● WRITTEN REQUEST: Your task is to output the listing word for word, with pictures excluded.

● Excerpts from a figure dataset:
..............................

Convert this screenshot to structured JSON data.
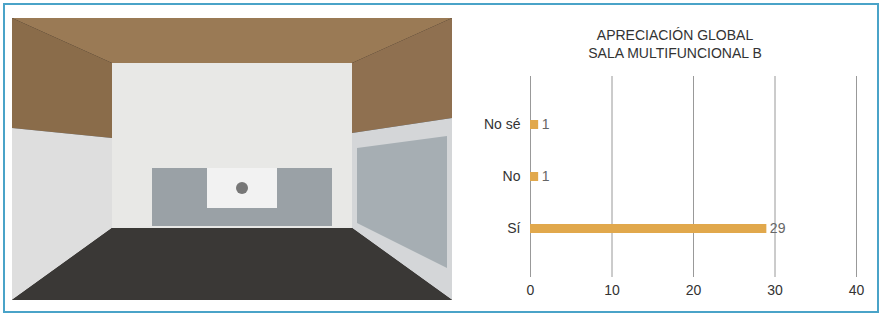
{
  "chart_data": {
    "type": "bar",
    "orientation": "horizontal",
    "title": "APRECIACIÓN GLOBAL\nSALA MULTIFUNCIONAL B",
    "categories": [
      "No sé",
      "No",
      "Sí"
    ],
    "values": [
      1,
      1,
      29
    ],
    "color": "#e1a84c",
    "xlim": [
      0,
      40
    ],
    "xticks": [
      0,
      10,
      20,
      30,
      40
    ],
    "grid": true,
    "data_labels": true
  }
}
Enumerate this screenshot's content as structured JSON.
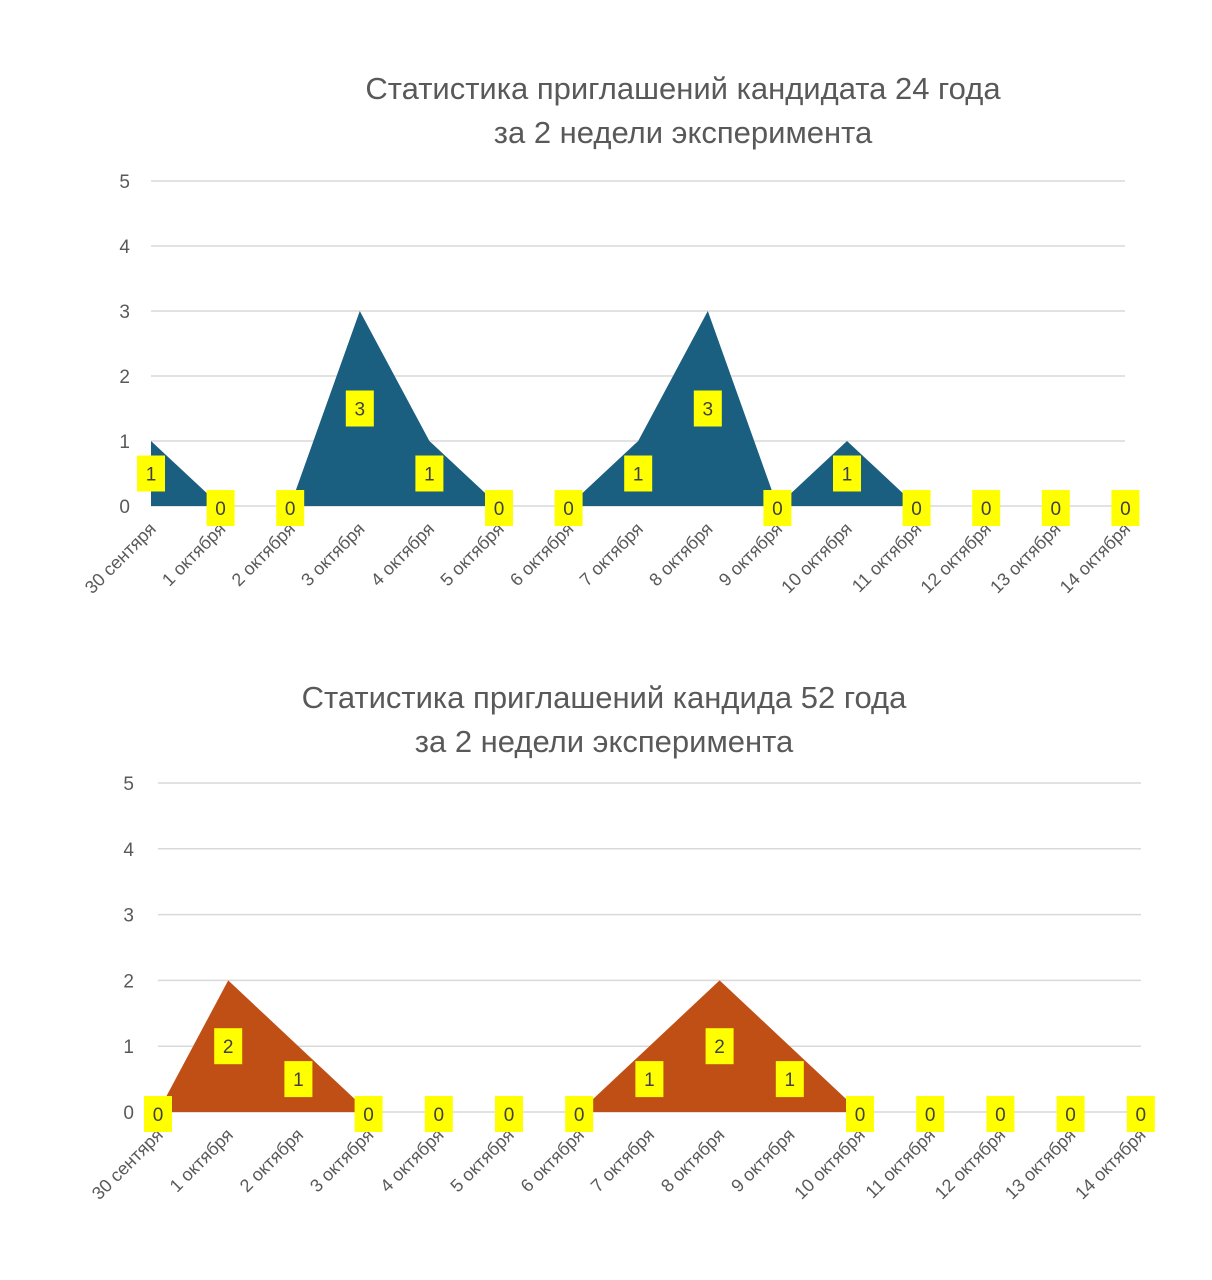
{
  "chart_data": [
    {
      "type": "area",
      "title": [
        "Статистика приглашений кандидата 24 года",
        "за 2 недели эксперимента"
      ],
      "categories": [
        "30 сентяря",
        "1 октября",
        "2 октября",
        "3 октября",
        "4 октября",
        "5 октября",
        "6 октября",
        "7 октября",
        "8 октября",
        "9 октября",
        "10 октября",
        "11 октября",
        "12 октября",
        "13 октября",
        "14 октября"
      ],
      "values": [
        1,
        0,
        0,
        3,
        1,
        0,
        0,
        1,
        3,
        0,
        1,
        0,
        0,
        0,
        0
      ],
      "ylim": [
        0,
        5
      ],
      "yticks": [
        "0",
        "1",
        "2",
        "3",
        "4",
        "5"
      ],
      "grid": true,
      "data_labels": true,
      "color": "#1a5e80",
      "label_bg": "#ffff00"
    },
    {
      "type": "area",
      "title": [
        "Статистика приглашений кандида 52 года",
        "за 2 недели эксперимента"
      ],
      "categories": [
        "30 сентяря",
        "1 октября",
        "2 октября",
        "3 октября",
        "4 октября",
        "5 октября",
        "6 октября",
        "7 октября",
        "8 октября",
        "9 октября",
        "10 октября",
        "11 октября",
        "12 октября",
        "13 октября",
        "14 октября"
      ],
      "values": [
        0,
        2,
        1,
        0,
        0,
        0,
        0,
        1,
        2,
        1,
        0,
        0,
        0,
        0,
        0
      ],
      "ylim": [
        0,
        5
      ],
      "yticks": [
        "0",
        "1",
        "2",
        "3",
        "4",
        "5"
      ],
      "grid": true,
      "data_labels": true,
      "color": "#c04f15",
      "label_bg": "#ffff00"
    }
  ]
}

..............................

● FULL RESPONSE:
Convert this screenshot to structured JSON data.
{
  "chart_data": {
    "type": "bar",
    "orientation": "horizontal",
    "title": "APRECIACIÓN GLOBAL\nSALA MULTIFUNCIONAL B",
    "categories": [
      "No sé",
      "No",
      "Sí"
    ],
    "values": [
      1,
      1,
      29
    ],
    "color": "#e1a84c",
    "xlim": [
      0,
      40
    ],
    "xticks": [
      0,
      10,
      20,
      30,
      40
    ],
    "grid": true,
    "data_labels": true
  }
}
Enumerate this screenshot's content as structured JSON.
{
  "chart_data": [
    {
      "type": "area",
      "title": [
        "Статистика приглашений кандидата 24 года",
        "за 2 недели эксперимента"
      ],
      "categories": [
        "30 сентяря",
        "1 октября",
        "2 октября",
        "3 октября",
        "4 октября",
        "5 октября",
        "6 октября",
        "7 октября",
        "8 октября",
        "9 октября",
        "10 октября",
        "11 октября",
        "12 октября",
        "13 октября",
        "14 октября"
      ],
      "values": [
        1,
        0,
        0,
        3,
        1,
        0,
        0,
        1,
        3,
        0,
        1,
        0,
        0,
        0,
        0
      ],
      "ylim": [
        0,
        5
      ],
      "yticks": [
        "0",
        "1",
        "2",
        "3",
        "4",
        "5"
      ],
      "grid": true,
      "data_labels": true,
      "color": "#1a5e80",
      "label_bg": "#ffff00"
    },
    {
      "type": "area",
      "title": [
        "Статистика приглашений кандида 52 года",
        "за 2 недели эксперимента"
      ],
      "categories": [
        "30 сентяря",
        "1 октября",
        "2 октября",
        "3 октября",
        "4 октября",
        "5 октября",
        "6 октября",
        "7 октября",
        "8 октября",
        "9 октября",
        "10 октября",
        "11 октября",
        "12 октября",
        "13 октября",
        "14 октября"
      ],
      "values": [
        0,
        2,
        1,
        0,
        0,
        0,
        0,
        1,
        2,
        1,
        0,
        0,
        0,
        0,
        0
      ],
      "ylim": [
        0,
        5
      ],
      "yticks": [
        "0",
        "1",
        "2",
        "3",
        "4",
        "5"
      ],
      "grid": true,
      "data_labels": true,
      "color": "#c04f15",
      "label_bg": "#ffff00"
    }
  ]
}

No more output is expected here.